Instruction –
Update the data starting with the line containing "svg-text:10.00 kN: 10.00 kN — [286, 334, 310, 340]" and going on through the line containing "svg-text:187.00 kN: 187.00 kN — [183, 178, 210, 184]", changing every "svg-text" to "text-label" and leaving all else unchanged. Give back only those lines.

Supplied data –
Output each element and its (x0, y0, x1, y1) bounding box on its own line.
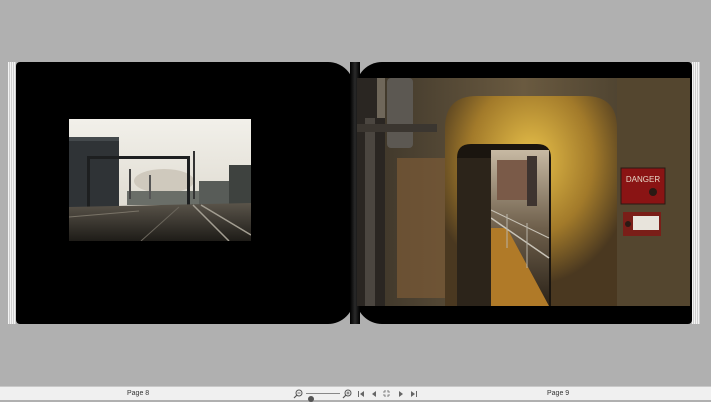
viewer-canvas: DANGER (0, 0, 711, 386)
right-page-number: Page 9 (547, 390, 570, 397)
viewer-toolbar: Page 8 Page 9 (0, 386, 711, 402)
zoom-slider[interactable] (306, 393, 340, 402)
next-page-icon[interactable] (395, 388, 406, 399)
zoom-slider-thumb[interactable] (308, 396, 315, 402)
zoom-out-icon[interactable] (292, 388, 303, 399)
rail-yard-image (69, 119, 251, 241)
left-page-stack-edge (8, 62, 16, 324)
last-page-icon[interactable] (408, 388, 419, 399)
left-page-photo (69, 119, 251, 241)
first-page-icon[interactable] (355, 388, 366, 399)
zoom-in-icon[interactable] (341, 388, 352, 399)
right-page-stack-edge (692, 62, 700, 324)
danger-sign-text: DANGER (626, 175, 660, 184)
right-page-photo: DANGER (357, 78, 690, 306)
fit-spread-icon[interactable] (381, 388, 392, 399)
left-page-number: Page 8 (127, 390, 150, 397)
previous-page-icon[interactable] (368, 388, 379, 399)
steel-door-image: DANGER (357, 78, 690, 306)
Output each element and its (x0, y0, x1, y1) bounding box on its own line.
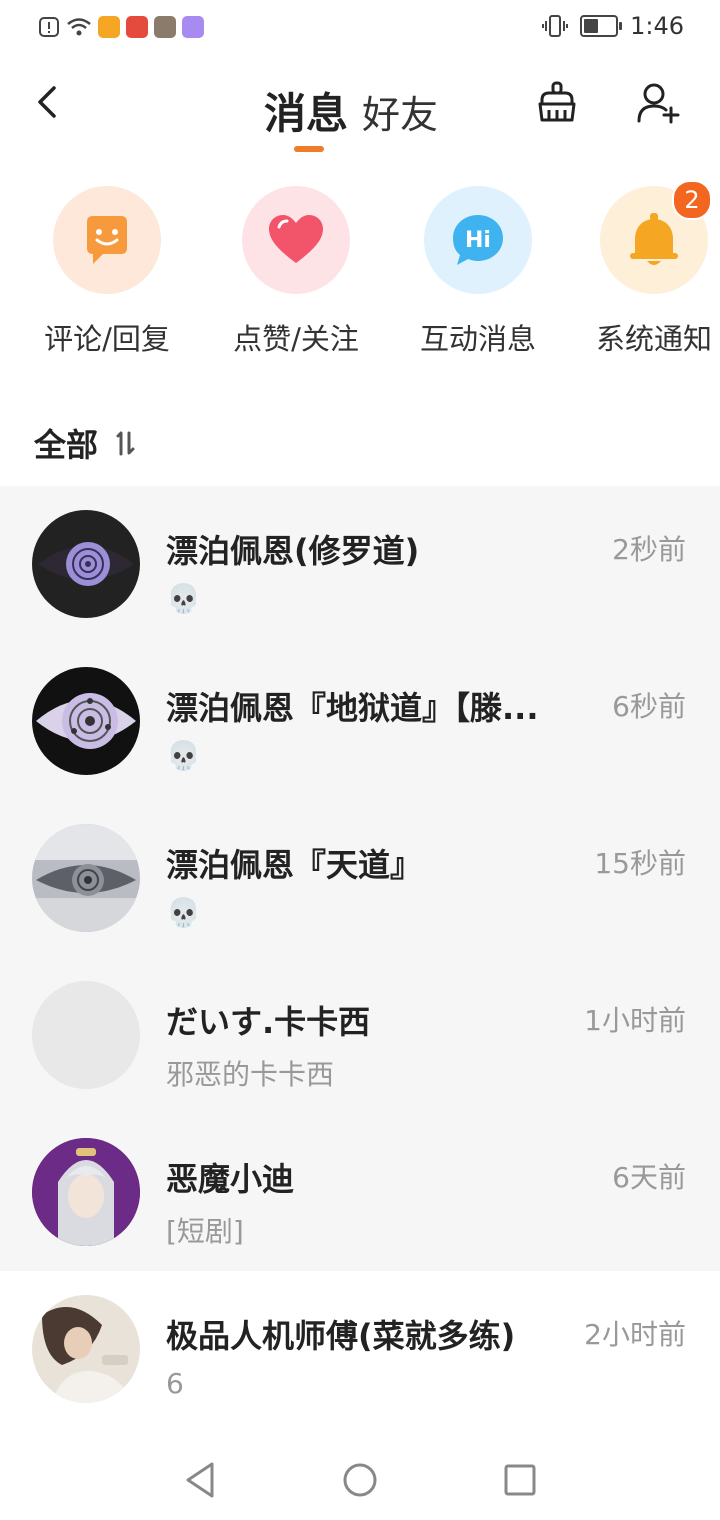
broom-clean-icon[interactable] (534, 80, 580, 126)
conversation-row[interactable]: 漂泊佩恩(修罗道) 2秒前 💀 (0, 486, 720, 643)
message-time: 2小时前 (584, 1318, 686, 1351)
message-time: 2秒前 (612, 533, 686, 566)
battery-icon (580, 15, 623, 37)
back-arrow-icon[interactable] (30, 82, 70, 122)
quick-action-interactions[interactable]: Hi 互动消息 (398, 186, 558, 358)
conversation-list: 漂泊佩恩(修罗道) 2秒前 💀 漂泊佩恩『地狱道』【滕... 6秒前 💀 漂泊佩… (0, 486, 720, 1428)
nav-home-icon[interactable] (338, 1458, 382, 1502)
quick-action-label: 点赞/关注 (233, 322, 359, 356)
status-bar: 1:46 (0, 0, 720, 56)
message-time: 6秒前 (612, 690, 686, 723)
app-notification-icon (126, 16, 148, 38)
avatar[interactable] (32, 1138, 140, 1246)
message-preview: 邪恶的卡卡西 (166, 1058, 335, 1091)
message-time: 6天前 (612, 1161, 686, 1194)
message-time: 15秒前 (594, 847, 686, 880)
quick-actions: 评论/回复 点赞/关注 Hi 互动消息 2 系统通知 (0, 180, 720, 366)
add-friend-icon[interactable] (636, 80, 682, 126)
contact-name: だいす.卡卡西 (166, 1003, 371, 1041)
tab-indicator (294, 146, 324, 152)
contact-name: 极品人机师傅(菜就多练) (166, 1317, 516, 1355)
comment-reply-circle (53, 186, 161, 294)
conversation-row[interactable]: 漂泊佩恩『地狱道』【滕... 6秒前 💀 (0, 643, 720, 800)
app-notification-icon (154, 16, 176, 38)
anime-character-avatar-icon (32, 1138, 140, 1246)
system-notice-circle: 2 (600, 180, 712, 294)
tab-bar: 消息 好友 (264, 80, 438, 141)
system-navigation-bar (0, 1440, 720, 1520)
quick-action-label: 系统通知 (595, 322, 712, 356)
tab-friends[interactable]: 好友 (362, 84, 438, 139)
contact-name: 恶魔小迪 (166, 1160, 295, 1198)
notification-icons (38, 16, 204, 38)
vibrate-icon (542, 15, 569, 37)
message-preview: 💀 (166, 739, 201, 772)
message-time: 1小时前 (584, 1004, 686, 1037)
quick-action-system[interactable]: 2 系统通知 (574, 180, 720, 358)
message-preview: 💀 (166, 896, 201, 929)
quick-action-likes[interactable]: 点赞/关注 (216, 186, 376, 358)
message-preview: 6 (166, 1367, 184, 1400)
contact-name: 漂泊佩恩『地狱道』【滕... (166, 689, 539, 727)
tab-messages[interactable]: 消息 (264, 80, 348, 141)
wifi-icon (67, 18, 91, 36)
app-notification-icon (182, 16, 204, 38)
clock: 1:46 (630, 12, 684, 40)
heart-icon (269, 215, 323, 263)
svg-text:Hi: Hi (465, 228, 491, 253)
notification-badge: 2 (672, 180, 712, 220)
conversation-row[interactable]: 极品人机师傅(菜就多练) 2小时前 6 (0, 1271, 720, 1428)
section-title: 全部 (34, 426, 99, 464)
avatar[interactable] (32, 824, 140, 932)
interaction-circle: Hi (424, 186, 532, 294)
quick-action-label: 评论/回复 (44, 322, 170, 356)
grey-eye-icon (32, 824, 140, 932)
message-preview: [短剧] (166, 1215, 244, 1248)
avatar-placeholder[interactable] (32, 981, 140, 1089)
nav-recents-icon[interactable] (498, 1458, 542, 1502)
avatar[interactable] (32, 510, 140, 618)
conversation-row[interactable]: だいす.卡卡西 1小时前 邪恶的卡卡西 (0, 957, 720, 1114)
smile-chat-icon (87, 216, 127, 264)
message-preview: 💀 (166, 582, 201, 615)
contact-name: 漂泊佩恩『天道』 (166, 846, 423, 884)
photo-avatar-icon (32, 1295, 140, 1403)
rinnegan-tomoe-eye-icon (32, 667, 140, 775)
conversation-row[interactable]: 恶魔小迪 6天前 [短剧] (0, 1114, 720, 1271)
section-header: 全部 (34, 420, 140, 466)
alert-icon (39, 17, 59, 37)
avatar[interactable] (32, 1295, 140, 1403)
conversation-row[interactable]: 漂泊佩恩『天道』 15秒前 💀 (0, 800, 720, 957)
hi-bubble-icon: Hi (453, 215, 503, 265)
rinnegan-eye-icon (32, 510, 140, 618)
likes-follows-circle (242, 186, 350, 294)
header: 消息 好友 (0, 62, 720, 158)
quick-action-comments[interactable]: 评论/回复 (27, 186, 187, 358)
contact-name: 漂泊佩恩(修罗道) (166, 532, 420, 570)
bell-icon (630, 213, 678, 265)
avatar[interactable] (32, 667, 140, 775)
app-notification-icon (98, 16, 120, 38)
quick-action-label: 互动消息 (419, 322, 536, 356)
nav-back-icon[interactable] (178, 1458, 222, 1502)
sort-icon[interactable] (110, 428, 140, 458)
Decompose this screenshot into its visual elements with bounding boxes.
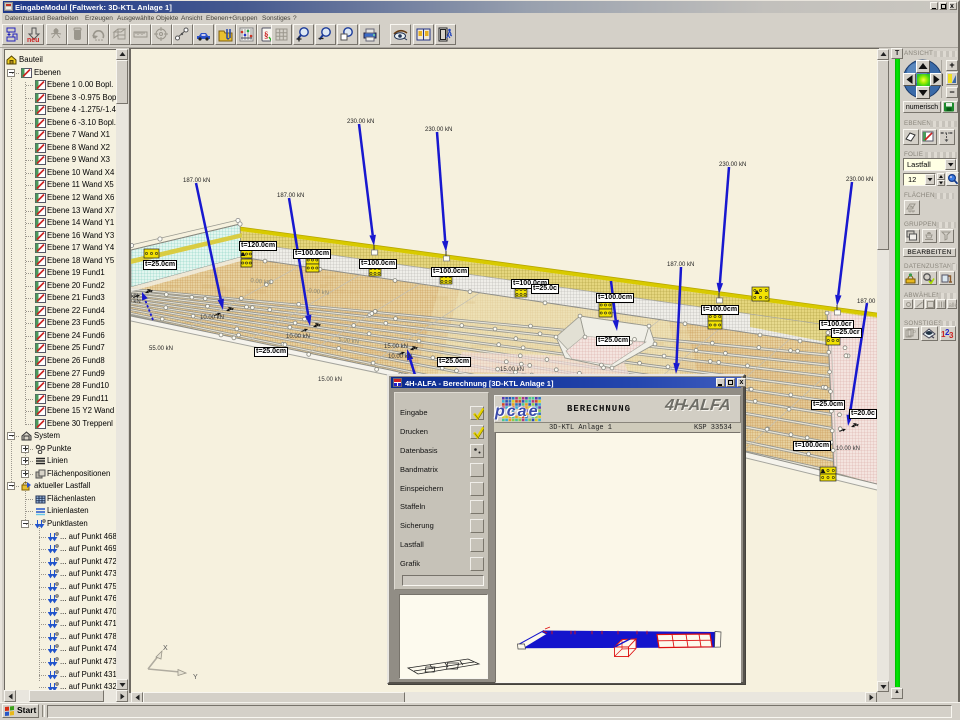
svg-text:10.00 kN: 10.00 kN — [286, 334, 310, 340]
svg-text:3: 3 — [949, 331, 954, 340]
svg-text:10.00 kN: 10.00 kN — [836, 446, 860, 452]
svg-text:Y: Y — [193, 674, 198, 681]
svg-text:10.00 kN: 10.00 kN — [200, 315, 224, 321]
svg-text:187.00 kN: 187.00 kN — [667, 262, 694, 268]
svg-text:230.00 kN: 230.00 kN — [347, 119, 374, 125]
svg-text:55.00 kN: 55.00 kN — [149, 346, 173, 352]
svg-text:§: § — [264, 30, 269, 40]
svg-text:neu: neu — [27, 37, 39, 43]
svg-text:00 kN: 00 kN — [131, 299, 141, 305]
svg-text:187.00 kN: 187.00 kN — [277, 193, 304, 199]
svg-text:15.00 kN: 15.00 kN — [318, 377, 342, 383]
svg-text:alle: alle — [949, 303, 958, 309]
svg-text:15.00 kN: 15.00 kN — [384, 344, 408, 350]
svg-text:10.00 kN: 10.00 kN — [388, 354, 412, 360]
svg-text:230.00 kN: 230.00 kN — [425, 127, 452, 133]
svg-text:230.00 kN: 230.00 kN — [719, 162, 746, 168]
svg-text:X: X — [163, 645, 168, 652]
svg-text:230.00 kN: 230.00 kN — [846, 177, 873, 183]
svg-text:187.00 kN: 187.00 kN — [857, 299, 877, 305]
svg-text:187.00 kN: 187.00 kN — [183, 178, 210, 184]
svg-text:15.00 kN: 15.00 kN — [500, 367, 524, 373]
svg-text:o: o — [913, 329, 916, 335]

Task output –
text-label:10.00 kN: 10.00 kN — [286, 334, 310, 340]
text-label:3: 3 — [949, 331, 954, 340]
text-label:10.00 kN: 10.00 kN — [836, 446, 860, 452]
text-label:Y: Y — [193, 674, 198, 681]
text-label:10.00 kN: 10.00 kN — [200, 315, 224, 321]
text-label:187.00 kN: 187.00 kN — [667, 262, 694, 268]
text-label:230.00 kN: 230.00 kN — [347, 119, 374, 125]
text-label:55.00 kN: 55.00 kN — [149, 346, 173, 352]
text-label:§: § — [264, 30, 269, 40]
text-label:neu: neu — [27, 37, 39, 43]
text-label:00 kN: 00 kN — [131, 299, 141, 305]
text-label:187.00 kN: 187.00 kN — [277, 193, 304, 199]
text-label:15.00 kN: 15.00 kN — [318, 377, 342, 383]
text-label:alle: alle — [949, 303, 958, 309]
text-label:15.00 kN: 15.00 kN — [384, 344, 408, 350]
text-label:10.00 kN: 10.00 kN — [388, 354, 412, 360]
text-label:230.00 kN: 230.00 kN — [425, 127, 452, 133]
text-label:230.00 kN: 230.00 kN — [719, 162, 746, 168]
text-label:X: X — [163, 645, 168, 652]
text-label:230.00 kN: 230.00 kN — [846, 177, 873, 183]
text-label:187.00 kN: 187.00 kN — [857, 299, 877, 305]
text-label:187.00 kN: 187.00 kN — [183, 178, 210, 184]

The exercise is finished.